• Given entries
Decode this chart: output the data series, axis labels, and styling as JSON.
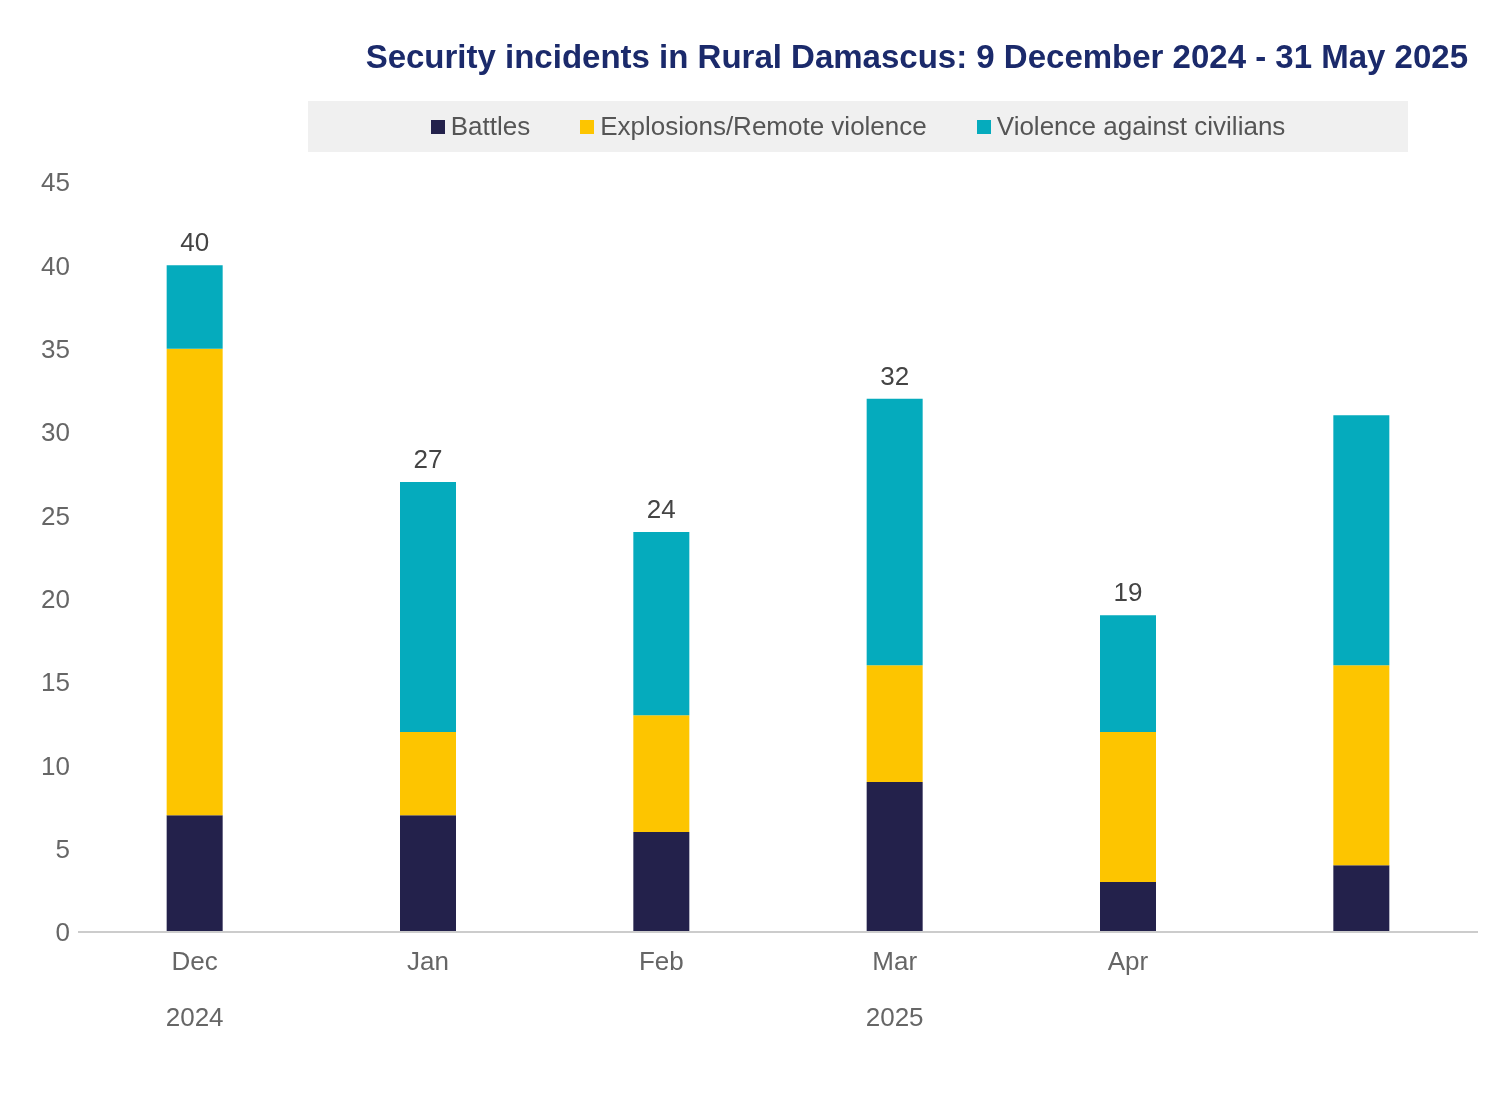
{
  "chart_data": {
    "type": "bar",
    "title": "Security incidents in Rural Damascus: 9 December 2024 - 31 May 2025",
    "categories": [
      "Dec",
      "Jan",
      "Feb",
      "Mar",
      "Apr",
      null
    ],
    "series": [
      {
        "name": "Battles",
        "color": "#23214b",
        "values": [
          7,
          7,
          6,
          9,
          3,
          4
        ]
      },
      {
        "name": "Explosions/Remote violence",
        "color": "#fdc500",
        "values": [
          28,
          5,
          7,
          7,
          9,
          12
        ]
      },
      {
        "name": "Violence against civilians",
        "color": "#05abbd",
        "values": [
          5,
          15,
          11,
          16,
          7,
          15
        ]
      }
    ],
    "stacked": true,
    "ylim": [
      0,
      45
    ],
    "yticks": [
      0,
      5,
      10,
      15,
      20,
      25,
      30,
      35,
      40,
      45
    ],
    "grid": false,
    "legend": "top",
    "totals": [
      "40",
      "27",
      "24",
      "32",
      "19",
      null
    ],
    "annotations": [
      "2024",
      "2025"
    ]
  }
}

• What this task involves
Set down the material exactly, every line of it, except for the pictures.

• Written solution
Decode this chart: output the data series, axis labels, and styling as JSON.
{
  "chart_data": {
    "type": "bar",
    "title": "Security incidents in Rural Damascus: 9 December 2024 - 31 May 2025",
    "categories": [
      "Dec",
      "Jan",
      "Feb",
      "Mar",
      "Apr",
      null
    ],
    "series": [
      {
        "name": "Battles",
        "color": "#23214b",
        "values": [
          7,
          7,
          6,
          9,
          3,
          4
        ]
      },
      {
        "name": "Explosions/Remote violence",
        "color": "#fdc500",
        "values": [
          28,
          5,
          7,
          7,
          9,
          12
        ]
      },
      {
        "name": "Violence against civilians",
        "color": "#05abbd",
        "values": [
          5,
          15,
          11,
          16,
          7,
          15
        ]
      }
    ],
    "stacked": true,
    "ylim": [
      0,
      45
    ],
    "yticks": [
      0,
      5,
      10,
      15,
      20,
      25,
      30,
      35,
      40,
      45
    ],
    "grid": false,
    "legend": "top",
    "totals": [
      "40",
      "27",
      "24",
      "32",
      "19",
      null
    ],
    "annotations": [
      "2024",
      "2025"
    ]
  }
}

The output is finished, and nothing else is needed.